Read the lines that follow and pick out every one containing the word "image".

[START]

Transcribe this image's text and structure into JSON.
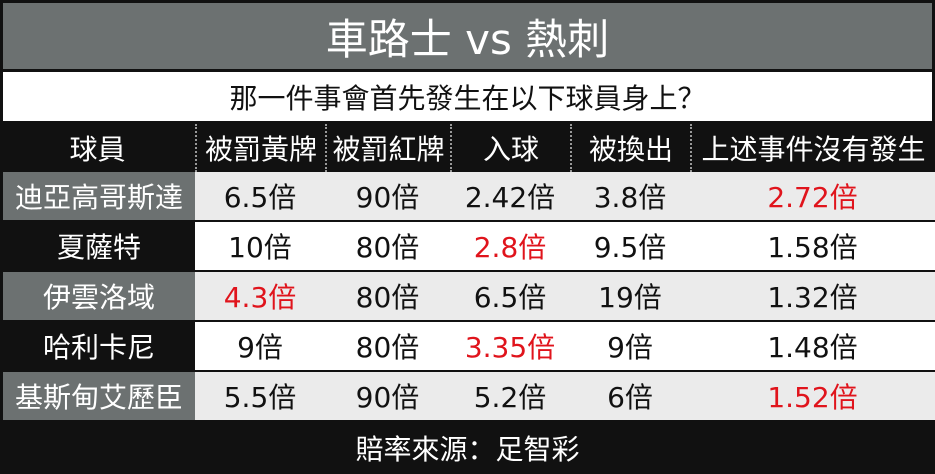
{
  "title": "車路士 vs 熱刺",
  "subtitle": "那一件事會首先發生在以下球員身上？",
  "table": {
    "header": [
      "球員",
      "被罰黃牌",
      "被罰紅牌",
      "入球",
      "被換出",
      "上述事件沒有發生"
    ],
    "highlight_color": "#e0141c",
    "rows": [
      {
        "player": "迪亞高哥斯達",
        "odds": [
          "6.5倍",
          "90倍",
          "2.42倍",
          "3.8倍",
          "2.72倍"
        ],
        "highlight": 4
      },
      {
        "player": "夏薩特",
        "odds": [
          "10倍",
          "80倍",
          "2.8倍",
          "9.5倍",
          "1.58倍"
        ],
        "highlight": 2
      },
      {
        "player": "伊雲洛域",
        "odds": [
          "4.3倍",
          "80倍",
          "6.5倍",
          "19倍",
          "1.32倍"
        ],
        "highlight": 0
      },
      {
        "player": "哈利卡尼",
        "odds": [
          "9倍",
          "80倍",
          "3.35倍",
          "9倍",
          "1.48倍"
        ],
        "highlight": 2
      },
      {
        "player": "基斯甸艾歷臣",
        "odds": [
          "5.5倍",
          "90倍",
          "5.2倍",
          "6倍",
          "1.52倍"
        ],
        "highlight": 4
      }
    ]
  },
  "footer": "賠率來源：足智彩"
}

[END]
[START]

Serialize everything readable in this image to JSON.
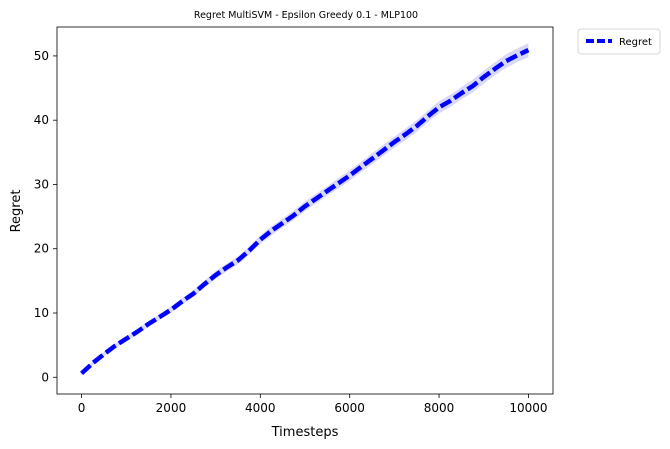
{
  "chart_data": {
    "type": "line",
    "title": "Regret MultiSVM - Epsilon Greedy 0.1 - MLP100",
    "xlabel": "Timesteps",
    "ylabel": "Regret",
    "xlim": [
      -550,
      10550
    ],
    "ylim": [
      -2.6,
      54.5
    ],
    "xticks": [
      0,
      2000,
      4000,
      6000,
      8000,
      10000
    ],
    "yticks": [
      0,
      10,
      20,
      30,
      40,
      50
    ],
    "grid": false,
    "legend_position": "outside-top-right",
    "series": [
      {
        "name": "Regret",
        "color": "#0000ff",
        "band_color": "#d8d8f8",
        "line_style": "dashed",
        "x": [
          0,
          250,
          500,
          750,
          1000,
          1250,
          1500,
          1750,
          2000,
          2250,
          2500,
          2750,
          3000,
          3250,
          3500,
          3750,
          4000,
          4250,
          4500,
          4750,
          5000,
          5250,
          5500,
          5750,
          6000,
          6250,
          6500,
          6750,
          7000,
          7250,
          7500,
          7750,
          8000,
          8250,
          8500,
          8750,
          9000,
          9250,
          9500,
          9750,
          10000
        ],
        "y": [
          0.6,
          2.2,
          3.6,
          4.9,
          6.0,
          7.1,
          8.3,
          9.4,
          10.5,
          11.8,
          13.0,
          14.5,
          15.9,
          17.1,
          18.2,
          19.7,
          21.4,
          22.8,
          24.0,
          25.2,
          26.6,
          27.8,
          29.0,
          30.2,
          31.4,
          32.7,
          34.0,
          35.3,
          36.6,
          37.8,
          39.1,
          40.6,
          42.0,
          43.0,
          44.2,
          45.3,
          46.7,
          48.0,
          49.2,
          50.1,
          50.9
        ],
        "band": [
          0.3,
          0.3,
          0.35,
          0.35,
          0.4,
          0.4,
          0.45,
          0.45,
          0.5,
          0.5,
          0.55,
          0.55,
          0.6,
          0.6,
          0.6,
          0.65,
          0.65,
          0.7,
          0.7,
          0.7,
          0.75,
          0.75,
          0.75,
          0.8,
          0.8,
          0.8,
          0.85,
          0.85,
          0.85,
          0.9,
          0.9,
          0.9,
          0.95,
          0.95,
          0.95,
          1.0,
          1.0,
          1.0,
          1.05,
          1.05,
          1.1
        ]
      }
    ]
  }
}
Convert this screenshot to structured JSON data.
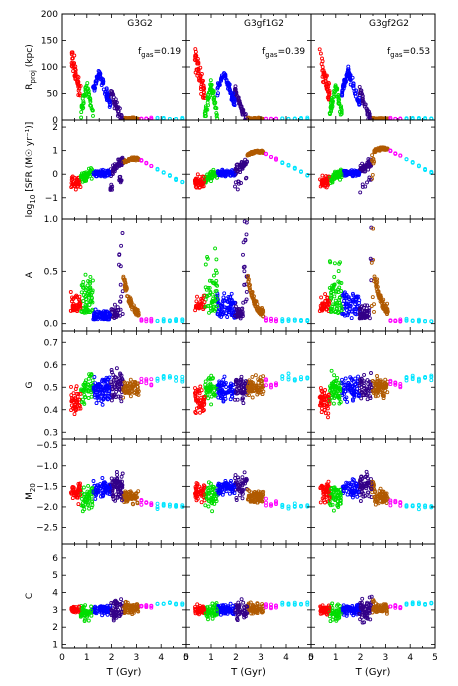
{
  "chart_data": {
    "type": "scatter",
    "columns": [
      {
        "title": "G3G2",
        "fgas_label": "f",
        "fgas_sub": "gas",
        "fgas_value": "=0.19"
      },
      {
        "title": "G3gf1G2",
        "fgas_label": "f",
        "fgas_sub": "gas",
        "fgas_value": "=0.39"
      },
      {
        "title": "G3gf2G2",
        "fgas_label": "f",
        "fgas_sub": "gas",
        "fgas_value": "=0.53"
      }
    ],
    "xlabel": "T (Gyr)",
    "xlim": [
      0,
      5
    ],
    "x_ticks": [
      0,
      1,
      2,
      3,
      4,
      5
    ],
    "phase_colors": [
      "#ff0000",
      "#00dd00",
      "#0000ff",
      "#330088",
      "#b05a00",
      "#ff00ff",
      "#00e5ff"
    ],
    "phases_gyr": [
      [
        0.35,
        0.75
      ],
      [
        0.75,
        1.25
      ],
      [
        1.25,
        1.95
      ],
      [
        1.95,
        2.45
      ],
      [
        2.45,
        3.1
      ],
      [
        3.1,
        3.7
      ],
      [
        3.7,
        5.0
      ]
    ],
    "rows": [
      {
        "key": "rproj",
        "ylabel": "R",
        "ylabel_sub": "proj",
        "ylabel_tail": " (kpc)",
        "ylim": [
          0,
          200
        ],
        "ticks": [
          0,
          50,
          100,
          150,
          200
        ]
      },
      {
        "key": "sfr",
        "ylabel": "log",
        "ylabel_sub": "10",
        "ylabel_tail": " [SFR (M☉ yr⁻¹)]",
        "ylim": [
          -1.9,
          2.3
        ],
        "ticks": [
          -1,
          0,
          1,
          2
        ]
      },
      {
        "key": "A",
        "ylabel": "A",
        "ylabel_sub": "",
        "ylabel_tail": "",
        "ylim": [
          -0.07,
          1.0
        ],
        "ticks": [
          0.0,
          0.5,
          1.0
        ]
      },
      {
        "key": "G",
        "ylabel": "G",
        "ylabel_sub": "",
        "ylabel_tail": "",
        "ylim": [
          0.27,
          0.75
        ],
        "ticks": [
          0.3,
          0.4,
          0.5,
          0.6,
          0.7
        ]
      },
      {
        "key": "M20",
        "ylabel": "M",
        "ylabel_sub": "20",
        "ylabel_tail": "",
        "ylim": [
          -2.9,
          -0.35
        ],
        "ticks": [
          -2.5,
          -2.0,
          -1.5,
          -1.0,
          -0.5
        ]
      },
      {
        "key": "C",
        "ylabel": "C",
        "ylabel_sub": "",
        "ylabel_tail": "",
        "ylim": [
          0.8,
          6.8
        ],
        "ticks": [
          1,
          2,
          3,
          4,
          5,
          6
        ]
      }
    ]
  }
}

[END]

ANSWER TO THE EXERCISE:
Transcribe this image's text and structure into JSON.
Serialize everything readable in this image to JSON.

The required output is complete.